— start Given entries —

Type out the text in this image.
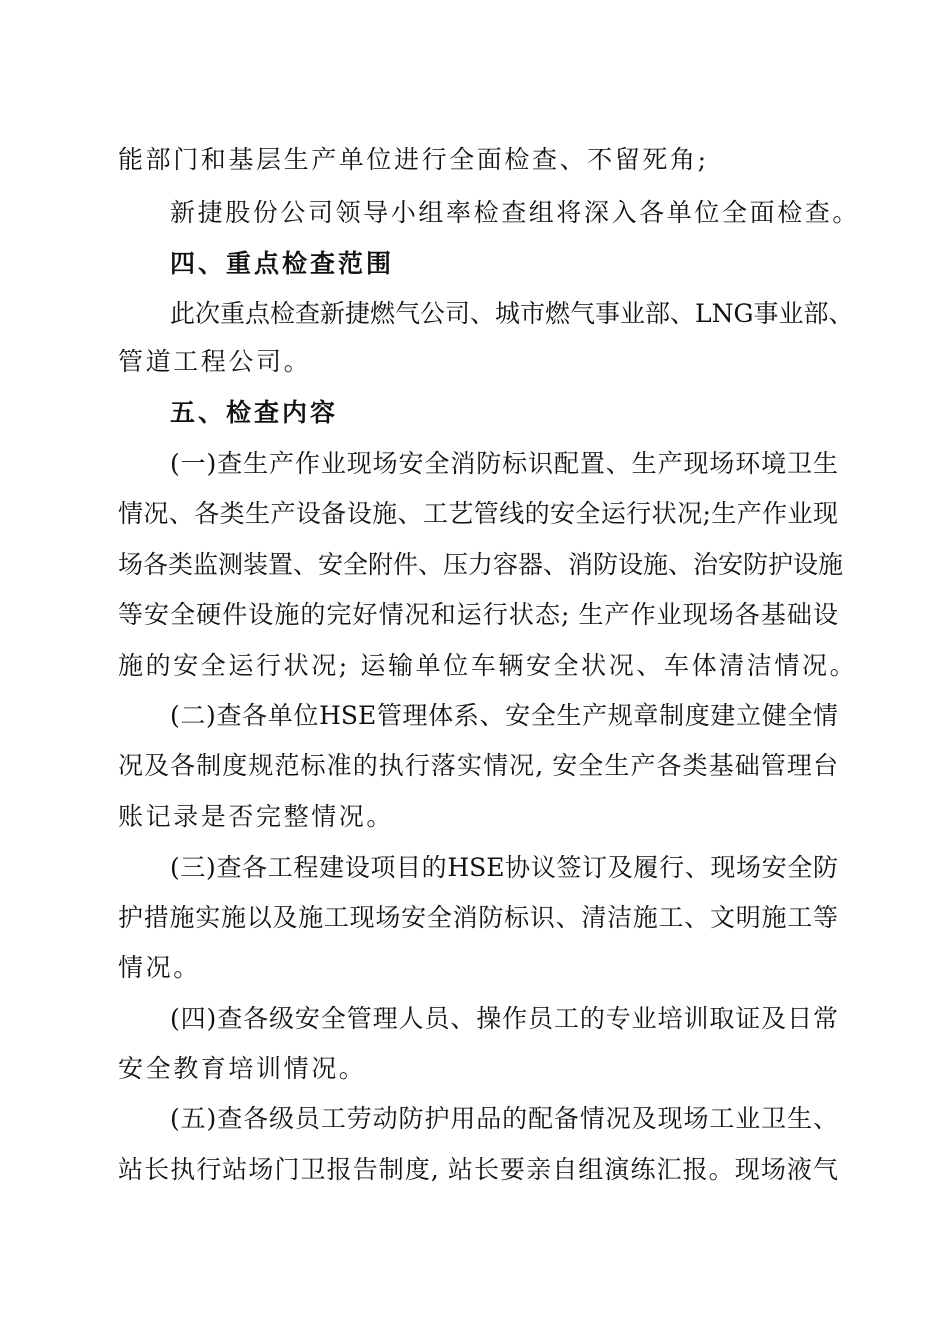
能部门和基层生产单位进行全面检查、不留死角;
新捷股份公司领导小组率检查组将深入各单位全面检查。
四、重点检查范围
此次重点检查新捷燃气公司、城市燃气事业部、LNG事业部、
管道工程公司。
五、检查内容
(一)查生产作业现场安全消防标识配置、生产现场环境卫生
情况、各类生产设备设施、工艺管线的安全运行状况;生产作业现
场各类监测装置、安全附件、压力容器、消防设施、治安防护设施
等安全硬件设施的完好情况和运行状态; 生产作业现场各基础设
施的安全运行状况; 运输单位车辆安全状况、车体清洁情况。
(二)查各单位HSE管理体系、安全生产规章制度建立健全情
况及各制度规范标准的执行落实情况, 安全生产各类基础管理台
账记录是否完整情况。
(三)查各工程建设项目的HSE协议签订及履行、现场安全防
护措施实施以及施工现场安全消防标识、清洁施工、文明施工等
情况。
(四)查各级安全管理人员、操作员工的专业培训取证及日常
安全教育培训情况。
(五)查各级员工劳动防护用品的配备情况及现场工业卫生、
站长执行站场门卫报告制度, 站长要亲自组演练汇报。现场液气
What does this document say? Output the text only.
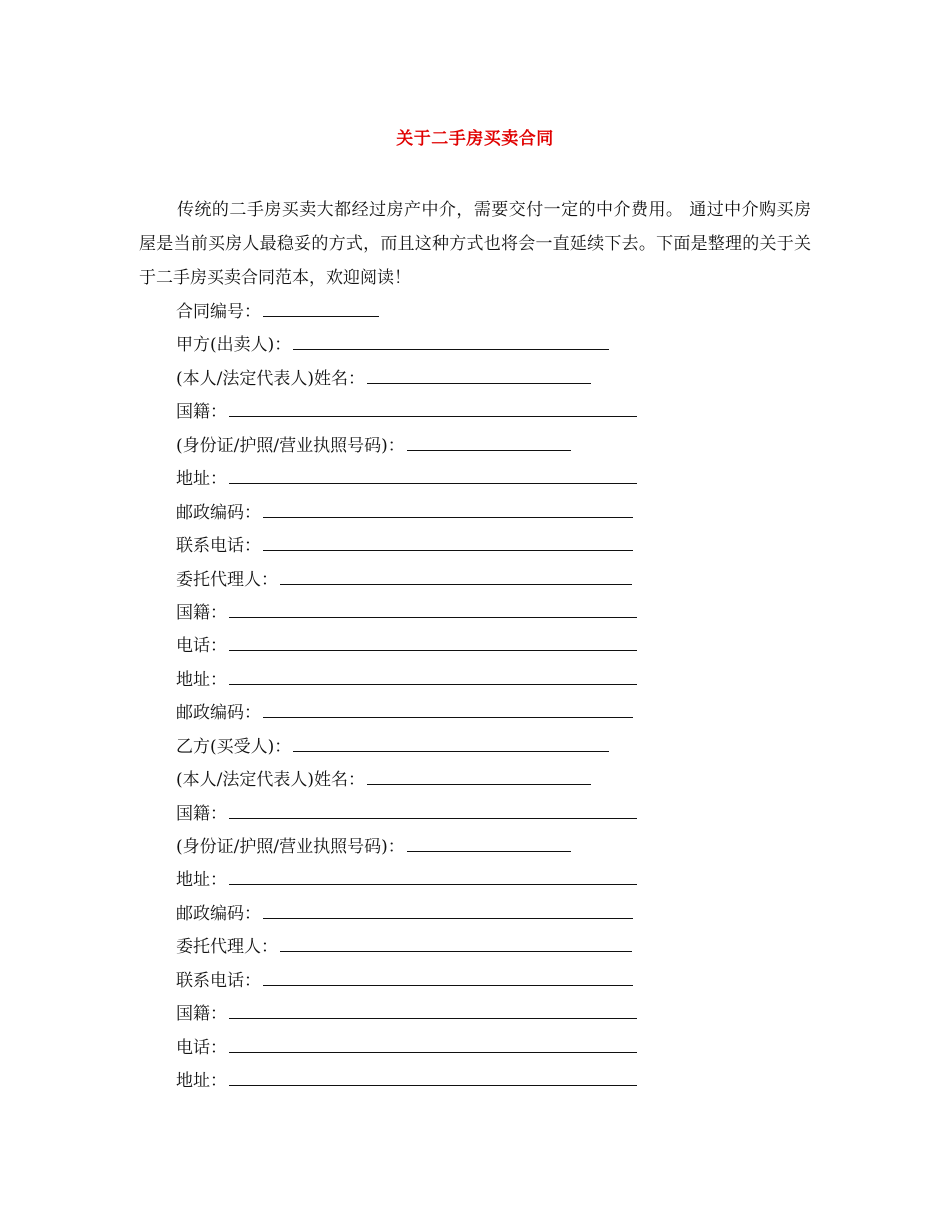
关于二手房买卖合同
传统的二手房买卖大都经过房产中介，需要交付一定的中介费用。 通过中介购买房屋是当前买房人最稳妥的方式，而且这种方式也将会一直延续下去。下面是整理的关于关于二手房买卖合同范本，欢迎阅读！
合同编号：
甲方(出卖人)：
(本人/法定代表人)姓名：
国籍：
(身份证/护照/营业执照号码)：
地址：
邮政编码：
联系电话：
委托代理人：
国籍：
电话：
地址：
邮政编码：
乙方(买受人)：
(本人/法定代表人)姓名：
国籍：
(身份证/护照/营业执照号码)：
地址：
邮政编码：
委托代理人：
联系电话：
国籍：
电话：
地址：
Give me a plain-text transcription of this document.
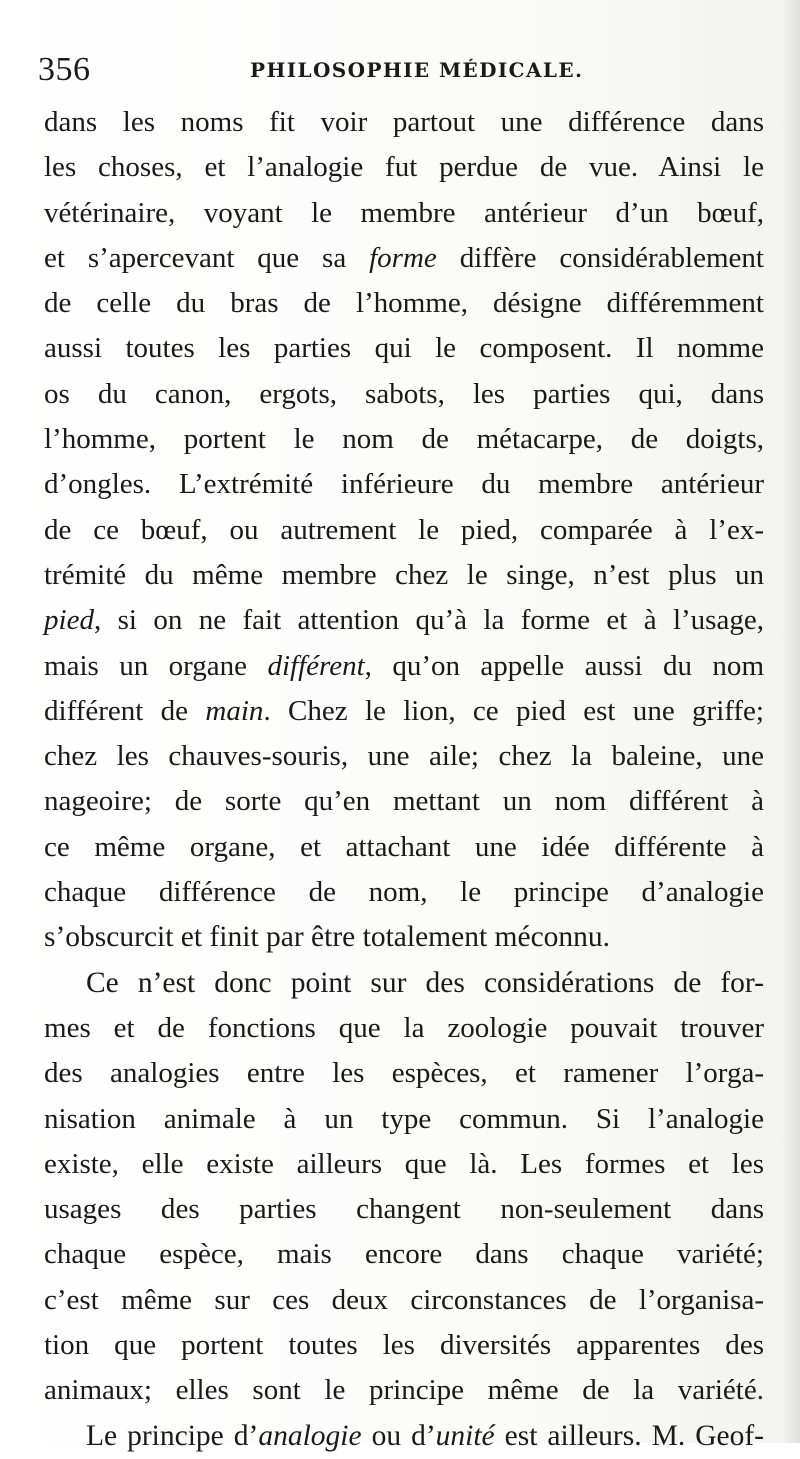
356	PHILOSOPHIE MÉDICALE.
dans les noms fit voir partout une différence dans
les choses, et l’analogie fut perdue de vue. Ainsi le
vétérinaire, voyant le membre antérieur d’un bœuf,
et s’apercevant que sa forme diffère considérablement
de celle du bras de l’homme, désigne différemment
aussi toutes les parties qui le composent. Il nomme
os du canon, ergots, sabots, les parties qui, dans
l’homme, portent le nom de métacarpe, de doigts,
d’ongles. L’extrémité inférieure du membre antérieur
de ce bœuf, ou autrement le pied, comparée à l’ex-
trémité du même membre chez le singe, n’est plus un
pied, si on ne fait attention qu’à la forme et à l’usage,
mais un organe différent, qu’on appelle aussi du nom
différent de main. Chez le lion, ce pied est une griffe;
chez les chauves-souris, une aile; chez la baleine, une
nageoire; de sorte qu’en mettant un nom différent à
ce même organe, et attachant une idée différente à
chaque différence de nom, le principe d’analogie
s’obscurcit et finit par être totalement méconnu.
Ce n’est donc point sur des considérations de for-
mes et de fonctions que la zoologie pouvait trouver
des analogies entre les espèces, et ramener l’orga-
nisation animale à un type commun. Si l’analogie
existe, elle existe ailleurs que là. Les formes et les
usages des parties changent non-seulement dans
chaque espèce, mais encore dans chaque variété;
c’est même sur ces deux circonstances de l’organisa-
tion que portent toutes les diversités apparentes des
animaux; elles sont le principe même de la variété.
Le principe d’analogie ou d’unité est ailleurs. M. Geof-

— end Given entries —

■ Problem description
Quote the material in full and exactly; do not carry over its pictures.

■ Finished answer
Type out the text in this image.
能部门和基层生产单位进行全面检查、不留死角;
新捷股份公司领导小组率检查组将深入各单位全面检查。
四、重点检查范围
此次重点检查新捷燃气公司、城市燃气事业部、LNG事业部、
管道工程公司。
五、检查内容
(一)查生产作业现场安全消防标识配置、生产现场环境卫生
情况、各类生产设备设施、工艺管线的安全运行状况;生产作业现
场各类监测装置、安全附件、压力容器、消防设施、治安防护设施
等安全硬件设施的完好情况和运行状态; 生产作业现场各基础设
施的安全运行状况; 运输单位车辆安全状况、车体清洁情况。
(二)查各单位HSE管理体系、安全生产规章制度建立健全情
况及各制度规范标准的执行落实情况, 安全生产各类基础管理台
账记录是否完整情况。
(三)查各工程建设项目的HSE协议签订及履行、现场安全防
护措施实施以及施工现场安全消防标识、清洁施工、文明施工等
情况。
(四)查各级安全管理人员、操作员工的专业培训取证及日常
安全教育培训情况。
(五)查各级员工劳动防护用品的配备情况及现场工业卫生、
站长执行站场门卫报告制度, 站长要亲自组演练汇报。现场液气
What does this document say? Output the text only.
关于二手房买卖合同
传统的二手房买卖大都经过房产中介，需要交付一定的中介费用。 通过中介购买房屋是当前买房人最稳妥的方式，而且这种方式也将会一直延续下去。下面是整理的关于关于二手房买卖合同范本，欢迎阅读！
合同编号：
甲方(出卖人)：
(本人/法定代表人)姓名：
国籍：
(身份证/护照/营业执照号码)：
地址：
邮政编码：
联系电话：
委托代理人：
国籍：
电话：
地址：
邮政编码：
乙方(买受人)：
(本人/法定代表人)姓名：
国籍：
(身份证/护照/营业执照号码)：
地址：
邮政编码：
委托代理人：
联系电话：
国籍：
电话：
地址：
Give me a plain-text transcription of this document.
356	PHILOSOPHIE MÉDICALE.
dans les noms fit voir partout une différence dans
les choses, et l’analogie fut perdue de vue. Ainsi le
vétérinaire, voyant le membre antérieur d’un bœuf,
et s’apercevant que sa forme diffère considérablement
de celle du bras de l’homme, désigne différemment
aussi toutes les parties qui le composent. Il nomme
os du canon, ergots, sabots, les parties qui, dans
l’homme, portent le nom de métacarpe, de doigts,
d’ongles. L’extrémité inférieure du membre antérieur
de ce bœuf, ou autrement le pied, comparée à l’ex-
trémité du même membre chez le singe, n’est plus un
pied, si on ne fait attention qu’à la forme et à l’usage,
mais un organe différent, qu’on appelle aussi du nom
différent de main. Chez le lion, ce pied est une griffe;
chez les chauves-souris, une aile; chez la baleine, une
nageoire; de sorte qu’en mettant un nom différent à
ce même organe, et attachant une idée différente à
chaque différence de nom, le principe d’analogie
s’obscurcit et finit par être totalement méconnu.
Ce n’est donc point sur des considérations de for-
mes et de fonctions que la zoologie pouvait trouver
des analogies entre les espèces, et ramener l’orga-
nisation animale à un type commun. Si l’analogie
existe, elle existe ailleurs que là. Les formes et les
usages des parties changent non-seulement dans
chaque espèce, mais encore dans chaque variété;
c’est même sur ces deux circonstances de l’organisa-
tion que portent toutes les diversités apparentes des
animaux; elles sont le principe même de la variété.
Le principe d’analogie ou d’unité est ailleurs. M. Geof-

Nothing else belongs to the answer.